Passage start

The $1,500 Balcones Poetry Prize for 2010 has been awarded to
Horses Where the Answers Should Have Been by Chase Twichell.
The Balcones Center for Creative Writing at Austin Community College is pleased to announce the 2010 Balcones Poetry Prize. The prize of $1,500 recognizes an outstanding book of poetry published during the year.
Horses Where the Answers Should Have Been: New and Selected Poems, published by Copper Canyon Press, gathers the best of Twichell’s previous six books (since 1981) with a generous selection of new poems. The title is not only a clever turn of phrase, but also a serious reflection of her poetics. She gives voice to a Zen sensibility that, rather than offering all the answers to life’s problems, raises insistent questions. In poems of lyrical grace and stark reality, she goes looking for answers that have a mathematical certainty, and instead finds horses. In the midst of a witticism, we are made to contemplate the irreducible, irreplaceable, vanishing forms of nature. The 2010 judges praised her “honest and exquisite poems,” her “naked awareness” and “confident articulation” which are “never presumptuous or arrogant or rash.” “She has a gift for making the ephemeral concrete; thought wears the emblem of language but silent consciousness inhabits senses and intuitions beyond the realm of ideas.” The new poems in particular reflect “the second innocence of an adult mind open to the fearless vulnerability of childlike discovery—and resonating with images of childhood that counterpoint the insights of late middle age. This alternation of imagery infuses the lines with a vital dynamism…between the free animal nature of children and the adult resignation before death.” Twichell was editor of Ausable press from 1999 to 2009, and has won awards from the National Endowment for the Arts and the American Academy of Arts and Letters.

Passage end
Given records start

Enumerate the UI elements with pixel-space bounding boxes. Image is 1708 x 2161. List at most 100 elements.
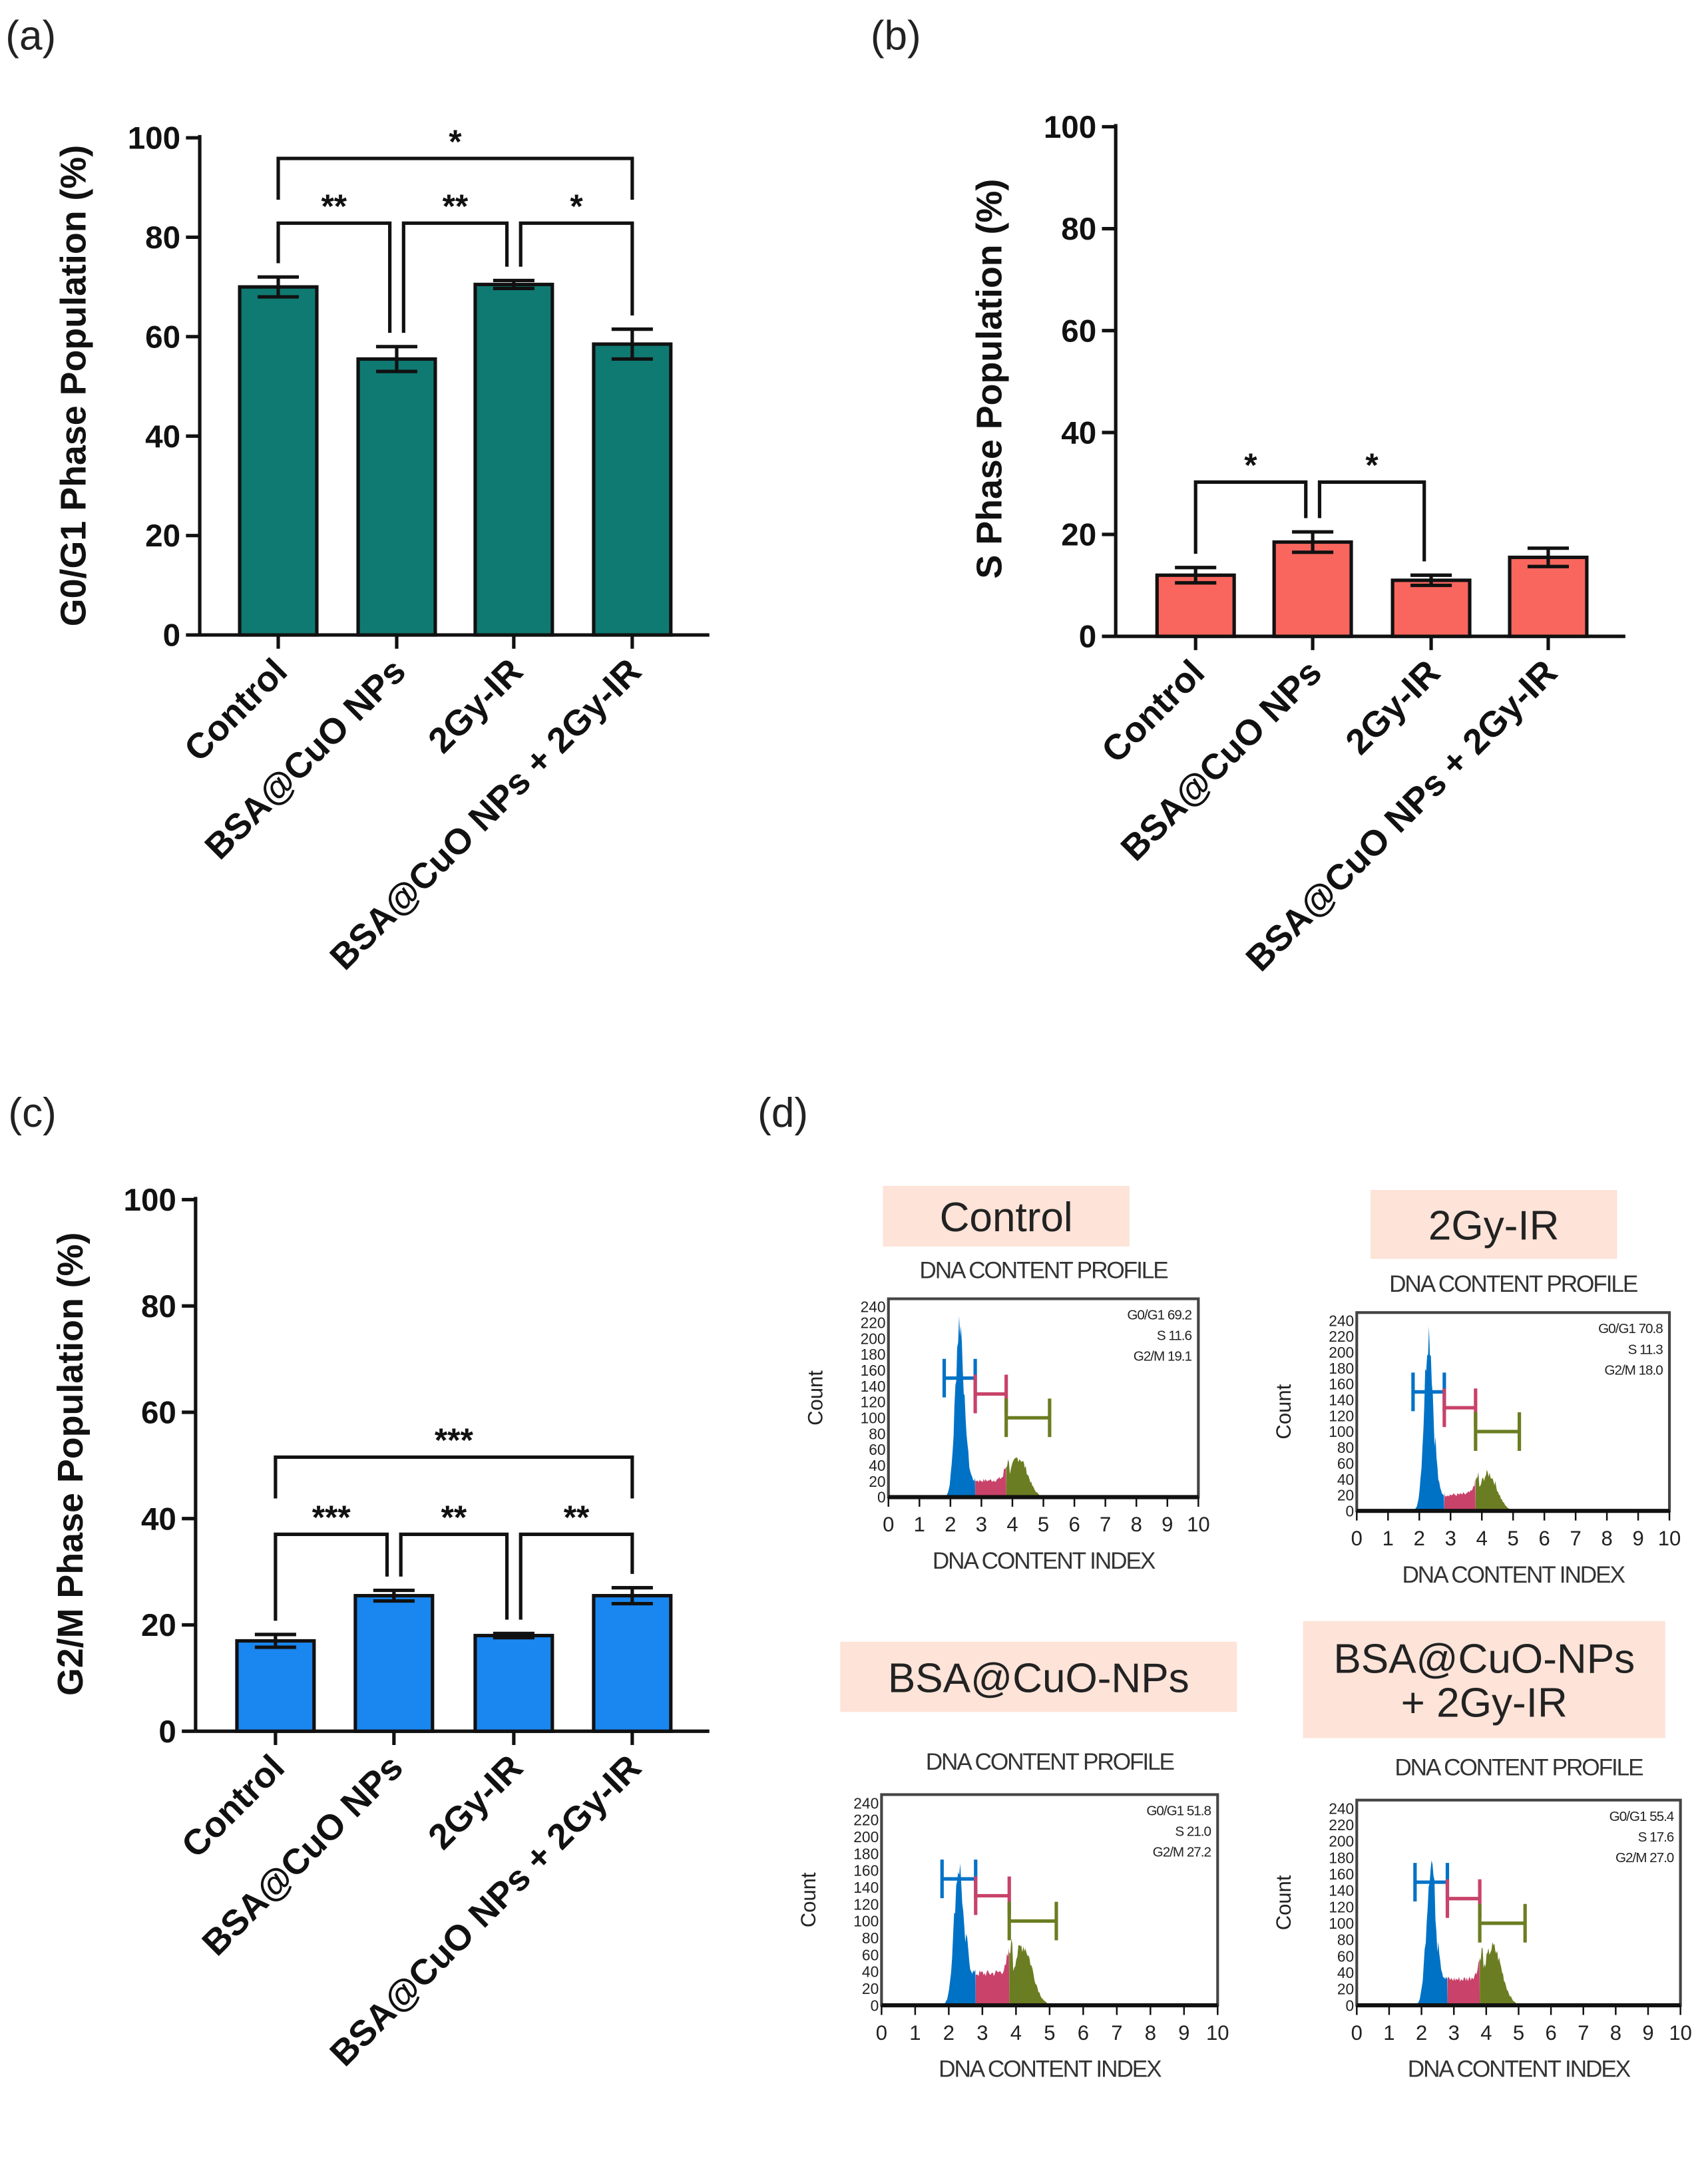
histogram-frame: [887, 1297, 1200, 1499]
histogram-y-tick-label: 40: [862, 1963, 879, 1981]
histogram-y-tick-label: 100: [853, 1913, 879, 1930]
histogram-y-tick-label: 80: [862, 1929, 879, 1947]
histogram-x-tick-label: 5: [1508, 1527, 1519, 1550]
histogram-x-tick-label: 6: [1068, 1513, 1080, 1536]
bar-1: [1272, 540, 1353, 638]
histogram-y-tick-label: 160: [1329, 1866, 1354, 1883]
histogram-g0g1-fill: [1412, 1326, 1444, 1511]
y-tick-label: 80: [1061, 212, 1096, 247]
gate-marker-g2m: [1474, 1412, 1522, 1451]
phase-stat: S 11.3: [1628, 1342, 1663, 1357]
histogram-y-tick-label: 180: [1329, 1849, 1354, 1866]
histogram-y-tick-label: 240: [853, 1794, 879, 1812]
histogram-y-tick-label: 180: [853, 1845, 879, 1862]
significance-bracket: [399, 1532, 509, 1620]
y-tick-label: 0: [1079, 620, 1096, 655]
histogram-y-tick-label: 100: [1329, 1423, 1354, 1440]
histogram-y-tick-label: 140: [1329, 1392, 1354, 1409]
histogram-y-axis-title: Count: [1272, 1384, 1295, 1439]
significance-label: **: [441, 1499, 467, 1536]
histogram-x-tick-label: 3: [1448, 2021, 1460, 2045]
bar-1: [353, 1593, 435, 1733]
panel-letter-d: (d): [757, 1090, 808, 1136]
sample-label: BSA@CuO-NPs: [1333, 1636, 1635, 1682]
phase-stat: G0/G1 51.8: [1146, 1804, 1211, 1819]
histogram-title: DNA CONTENT PROFILE: [1389, 1271, 1637, 1297]
histogram-y-tick-label: 140: [1329, 1882, 1354, 1899]
phase-stat: G2/M 19.1: [1134, 1349, 1192, 1364]
histogram-x-tick-label: 6: [1545, 2021, 1556, 2045]
significance-bracket: [519, 1532, 634, 1620]
histogram-x-tick-label: 3: [976, 1513, 987, 1536]
significance-bracket: [1193, 480, 1308, 554]
histogram-y-tick-label: 20: [1337, 1981, 1354, 1998]
category-label: BSA@CuO NPs: [197, 651, 413, 867]
bar-3: [1508, 555, 1589, 638]
category-label: 2Gy-IR: [421, 651, 531, 761]
gate-marker-s: [1442, 1388, 1478, 1428]
histogram-x-tick-label: 0: [876, 2021, 887, 2045]
sample-label-box: [1303, 1621, 1665, 1738]
histogram-y-tick-label: 240: [1329, 1312, 1354, 1329]
phase-stat: S 11.6: [1157, 1328, 1192, 1344]
significance-bracket: [519, 221, 634, 315]
histogram-y-tick-label: 120: [1329, 1898, 1354, 1915]
histogram-y-tick-label: 120: [1329, 1407, 1354, 1424]
histogram-x-axis-title: DNA CONTENT INDEX: [1402, 1562, 1625, 1588]
histogram-x-tick-label: 7: [1111, 2021, 1122, 2045]
histogram-g2m-fill: [1006, 1458, 1050, 1497]
histogram-y-tick-label: 180: [861, 1346, 886, 1363]
y-tick-label: 40: [141, 1501, 176, 1537]
y-tick-label: 100: [1044, 110, 1096, 145]
sample-label-box: [883, 1185, 1130, 1247]
y-tick-label: 40: [145, 419, 180, 455]
gate-marker-s: [973, 1374, 1008, 1414]
y-tick-label: 80: [145, 220, 180, 256]
y-tick-label: 60: [145, 319, 180, 355]
phase-stat: G2/M 27.0: [1615, 1850, 1674, 1866]
gate-marker-s: [1445, 1879, 1482, 1918]
histogram-x-tick-label: 8: [1131, 1513, 1142, 1536]
histogram-g2m-fill: [1480, 1942, 1526, 2006]
histogram-y-tick-label: 80: [1337, 1439, 1354, 1456]
significance-bracket: [274, 1455, 634, 1499]
sample-label-box: [840, 1641, 1237, 1712]
histogram-y-tick-label: 100: [1329, 1915, 1354, 1932]
histogram-y-tick-label: 60: [1337, 1455, 1354, 1472]
histogram-y-tick-label: 140: [861, 1378, 886, 1395]
significance-label: **: [564, 1499, 590, 1536]
gate-marker-g2m: [1004, 1398, 1052, 1438]
histogram-y-axis-title: Count: [803, 1370, 827, 1426]
histogram-x-tick-label: 5: [1513, 2021, 1524, 2045]
y-tick-label: 40: [1061, 415, 1096, 451]
histogram-y-tick-label: 80: [1337, 1931, 1354, 1949]
histogram-frame: [1355, 1798, 1682, 2007]
histogram-y-tick-label: 0: [1346, 1997, 1355, 2014]
histogram-x-tick-label: 8: [1601, 1527, 1612, 1550]
histogram-x-tick-label: 10: [1187, 1513, 1210, 1536]
phase-stat: G0/G1 69.2: [1127, 1308, 1191, 1323]
y-tick-label: 100: [123, 1183, 176, 1218]
significance-label: *: [570, 188, 583, 225]
gate-marker-s: [974, 1876, 1011, 1915]
bar-0: [1155, 573, 1236, 638]
histogram-y-tick-label: 20: [862, 1980, 879, 1997]
histogram-y-tick-label: 200: [1329, 1833, 1354, 1850]
histogram-y-tick-label: 200: [853, 1828, 879, 1846]
bar-0: [235, 1639, 316, 1733]
phase-stat: S 17.6: [1638, 1830, 1674, 1845]
significance-label: *: [1244, 447, 1257, 484]
histogram-x-tick-label: 3: [976, 2021, 988, 2045]
y-tick-label: 0: [163, 618, 180, 654]
histogram-x-tick-label: 4: [1010, 2021, 1022, 2045]
histogram-x-tick-label: 0: [1351, 1527, 1363, 1550]
histogram-y-tick-label: 200: [861, 1330, 886, 1347]
y-tick-label: 60: [1061, 313, 1096, 349]
histogram-x-tick-label: 2: [945, 1513, 956, 1536]
histogram-x-axis-title: DNA CONTENT INDEX: [939, 2057, 1162, 2082]
y-tick-label: 60: [141, 1396, 176, 1431]
histogram-y-tick-label: 60: [869, 1441, 885, 1458]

Given records end

Short problem: Please return everything in the prize announcement from "The Balcones Center" down to "during the year.", copied word for word. The items are separate material with no connection to the prize announcement.

Task response:
The Balcones Center for Creative Writing at Austin Community College is pleased to announce the 2010 Balcones Poetry Prize. The prize of $1,500 recognizes an outstanding book of poetry published during the year.